▶ [Required work]
A – In two sentences, summarize the passage on conflicting psoriasis and bone health findings.
B – Continue the passage on conflicting psoriasis and bone health findings from the point where it stops.

▶ [Excerpt to read]
= Beginning of Section =

Mixed Results in Other Studies

Although the findings of the current investigation are consistent with those of earlier studies that showed an increased prevalence of osteoporosis in patients with PsA and a higher prevalence of osteopenia among patients with psoriasis, the new results appear to conflict with those reported recently by investigators with the population-based HUNT study from Norway.

In that study, the researchers found no increased risk for forearm or hip fracture in nearly 3000 patients with self-reported psoriasis, nor did they observe reduced bone mineral density T-scores or a higher prevalence of osteoporosis, based on an analysis of hospital-derived fracture data from 1995 to 2013 linked to psoriasis information, bone mineral density measures, and lifestyle factors.

Differences in study design likely account for the different outcomes, according to Dr Ogdie. The HUNT study "had a pretty small number of patients with psoriasis and was looking at very rare outcomes overall, particularly when only a third of patients were over 60," she told Medscape Medical News. "Hip fracture is pretty uncommon under the age of 60. Our unadjusted numbers for hip fracture are similar to their hip fracture unadjusted rates, but after adjusting for age and sex, the hazard ratio was pretty significantly increased for patients with severe psoriasis. This was attenuated when we accounted for other risk factors."

In addition, the HUNT cohort was based on patient-reported psoriasis, while the current investigation relied on physician diagnoses. "That may mean that the cohorts are slightly different," Dr Ogdie said. "It's possible we're capturing a group of patients with slightly more severe disease and they have a milder group — for example, patients that wouldn't be picked up by the general practitioner."

= End of Section =

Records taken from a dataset
= Beginning of Section =

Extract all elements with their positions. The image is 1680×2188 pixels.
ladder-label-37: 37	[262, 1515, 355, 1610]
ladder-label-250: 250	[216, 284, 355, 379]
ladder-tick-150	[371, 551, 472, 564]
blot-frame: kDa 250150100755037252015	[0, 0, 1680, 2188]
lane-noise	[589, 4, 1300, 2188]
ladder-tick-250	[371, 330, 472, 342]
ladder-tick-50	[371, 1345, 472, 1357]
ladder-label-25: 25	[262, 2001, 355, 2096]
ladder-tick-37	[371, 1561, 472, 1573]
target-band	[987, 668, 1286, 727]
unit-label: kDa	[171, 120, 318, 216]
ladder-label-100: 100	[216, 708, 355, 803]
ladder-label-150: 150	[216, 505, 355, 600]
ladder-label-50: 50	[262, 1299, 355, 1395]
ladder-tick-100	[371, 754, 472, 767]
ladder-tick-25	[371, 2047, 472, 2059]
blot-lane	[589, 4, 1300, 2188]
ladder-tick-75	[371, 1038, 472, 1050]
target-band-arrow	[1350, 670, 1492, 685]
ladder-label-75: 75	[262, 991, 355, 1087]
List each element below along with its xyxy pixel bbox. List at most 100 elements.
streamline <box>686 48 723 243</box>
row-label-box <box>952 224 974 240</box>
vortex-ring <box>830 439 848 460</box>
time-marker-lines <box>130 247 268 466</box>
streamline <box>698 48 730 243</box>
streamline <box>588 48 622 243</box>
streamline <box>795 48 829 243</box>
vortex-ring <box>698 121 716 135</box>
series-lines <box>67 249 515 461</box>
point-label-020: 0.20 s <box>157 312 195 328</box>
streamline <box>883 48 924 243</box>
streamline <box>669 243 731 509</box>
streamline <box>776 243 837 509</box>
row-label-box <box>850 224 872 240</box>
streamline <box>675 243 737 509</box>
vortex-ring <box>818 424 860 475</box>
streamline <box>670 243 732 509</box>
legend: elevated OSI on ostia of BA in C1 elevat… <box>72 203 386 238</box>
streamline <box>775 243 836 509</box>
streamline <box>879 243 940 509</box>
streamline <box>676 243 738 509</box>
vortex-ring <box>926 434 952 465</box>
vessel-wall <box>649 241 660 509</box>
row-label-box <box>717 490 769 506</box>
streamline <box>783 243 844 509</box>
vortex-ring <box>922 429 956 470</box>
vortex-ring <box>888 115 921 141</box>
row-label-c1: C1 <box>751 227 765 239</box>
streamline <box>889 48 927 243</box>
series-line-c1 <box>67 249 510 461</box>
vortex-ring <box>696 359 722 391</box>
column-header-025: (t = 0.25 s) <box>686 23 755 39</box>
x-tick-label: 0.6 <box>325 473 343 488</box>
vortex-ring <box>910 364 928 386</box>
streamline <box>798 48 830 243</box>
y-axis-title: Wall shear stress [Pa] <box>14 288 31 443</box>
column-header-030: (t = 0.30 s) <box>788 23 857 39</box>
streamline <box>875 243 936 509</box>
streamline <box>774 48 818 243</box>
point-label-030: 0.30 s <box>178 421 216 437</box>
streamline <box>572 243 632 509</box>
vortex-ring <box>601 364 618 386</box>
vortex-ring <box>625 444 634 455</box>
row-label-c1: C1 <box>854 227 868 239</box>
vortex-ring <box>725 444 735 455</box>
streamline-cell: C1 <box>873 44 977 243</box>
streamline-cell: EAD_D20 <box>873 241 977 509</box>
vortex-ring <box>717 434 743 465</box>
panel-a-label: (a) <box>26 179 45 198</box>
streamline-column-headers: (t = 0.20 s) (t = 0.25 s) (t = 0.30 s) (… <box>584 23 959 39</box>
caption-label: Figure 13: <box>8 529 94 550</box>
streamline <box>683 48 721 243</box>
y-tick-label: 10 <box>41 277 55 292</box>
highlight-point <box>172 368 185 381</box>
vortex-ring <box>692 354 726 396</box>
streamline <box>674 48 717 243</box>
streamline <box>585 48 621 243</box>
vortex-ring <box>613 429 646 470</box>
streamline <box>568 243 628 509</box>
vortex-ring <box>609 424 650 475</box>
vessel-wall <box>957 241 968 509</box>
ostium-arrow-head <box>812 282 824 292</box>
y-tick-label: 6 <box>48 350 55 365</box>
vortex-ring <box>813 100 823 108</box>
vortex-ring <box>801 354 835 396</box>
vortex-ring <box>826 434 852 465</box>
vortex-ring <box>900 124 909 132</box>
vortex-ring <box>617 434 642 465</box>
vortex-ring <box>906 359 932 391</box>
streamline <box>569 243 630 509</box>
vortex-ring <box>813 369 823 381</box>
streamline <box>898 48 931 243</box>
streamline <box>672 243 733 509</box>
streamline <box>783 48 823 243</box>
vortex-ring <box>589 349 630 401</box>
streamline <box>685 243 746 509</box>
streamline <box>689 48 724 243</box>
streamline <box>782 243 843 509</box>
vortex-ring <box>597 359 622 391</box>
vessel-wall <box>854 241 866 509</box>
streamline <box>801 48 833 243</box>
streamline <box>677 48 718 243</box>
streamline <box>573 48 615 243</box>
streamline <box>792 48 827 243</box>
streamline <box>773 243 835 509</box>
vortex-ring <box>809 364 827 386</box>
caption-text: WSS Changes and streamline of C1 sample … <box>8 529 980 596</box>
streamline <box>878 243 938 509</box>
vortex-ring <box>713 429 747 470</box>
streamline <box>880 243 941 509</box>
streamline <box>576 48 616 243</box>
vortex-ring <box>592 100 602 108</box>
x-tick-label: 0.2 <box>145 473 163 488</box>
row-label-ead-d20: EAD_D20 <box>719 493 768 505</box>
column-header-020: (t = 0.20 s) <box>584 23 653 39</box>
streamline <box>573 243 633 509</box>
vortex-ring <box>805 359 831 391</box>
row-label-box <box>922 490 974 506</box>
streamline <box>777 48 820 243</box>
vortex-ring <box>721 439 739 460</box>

= End of Section =

▶ [Task-by-task answers]
A – The current investigation's findings agree with earlier studies showing more osteoporosis in patients with PsA and more osteopenia in patients with psoriasis, but they appear to conflict with Norway's HUNT study, which found no increased fracture risk, lower bone mineral density T-scores, or higher osteoporosis prevalence in nearly 3000 patients with self-reported psoriasis. Dr Ogdie attributed the difference to study design: HUNT had few patients with psoriasis, looked at rare outcomes with only a third of patients over 60, and relied on patient-reported psoriasis rather than physician diagnoses, possibly capturing a milder group.

B –
Reliance on THIN as the data source for the current investigation did impose some limitations on the current study. Specifically, "disease manifestations, disease activity and use of biological DMARDs [disease-modifying antirheumatic drugs] are not available in THIN, and therefore we were unable to directly examine their effects on risk of [osteoporosis] and fracture," the authors explain. "We were also unable to account for some lifestyle factors such as degree of immobility or laboratory parameters such as vitamin D."

Despite these limitations, the increased risk for fractures associated with psoriasis and PsA in the current study suggests that these patients should be counseled about the possible relationship and receive appropriate screening and management for osteoporosis, the authors write.

Dr. M. Elaine Husni, vice chair of rheumatology and director of the Arthritis and Musculoskeletal Center at Cleveland Clinic in Ohio, agrees. Despite some contradictory findings, "there is strong evidence linking PsA and psoriasis to decreased bone mineral density and bone loss," she said in an interview with Medscape Medical News. She suggests that clinicians should have a "high index of suspicion" for osteoporosis in these patients and plan screening and management accordingly.

For example, "in our clinic, we measure bone density in postmenopausal women and men older than 50 who have PsA, and we check it in younger patients who have additional risk factors, such as steroid use," Dr Husni said. Patients with normal bone density are advised to take calcium and vitamin D, while those with bone loss and other fracture risk factors may be started on medication.

Study authors are variously supported by the National Institutes of Health, National Institute of Arthritis and Musculoskeletal and Skin Diseases, and a Veterans Affairs Clinical Science Research & Development Career Development Award. Funds to extract the data relevant for this cohort study were provided by the Rheumatology Research Foundation Preceptorship Award. The study authors disclosed financial relationships with multiple interests, including Pfizer, Novartis, AbbVie, Astra Zeneca, Celgene, Coherus, Eli Lilly, Jansenn Biologics, Sanofi, Merck, Endo, Valeant and Eli Lilly. Dr Husni has received support from the National Psoriasis Foundation and Arthritis National Research Foundation and has served on advisory boards for UCB, Amgen, Novartis, Eli Lilly, Bristol-Myers Squibb, and AbbVie.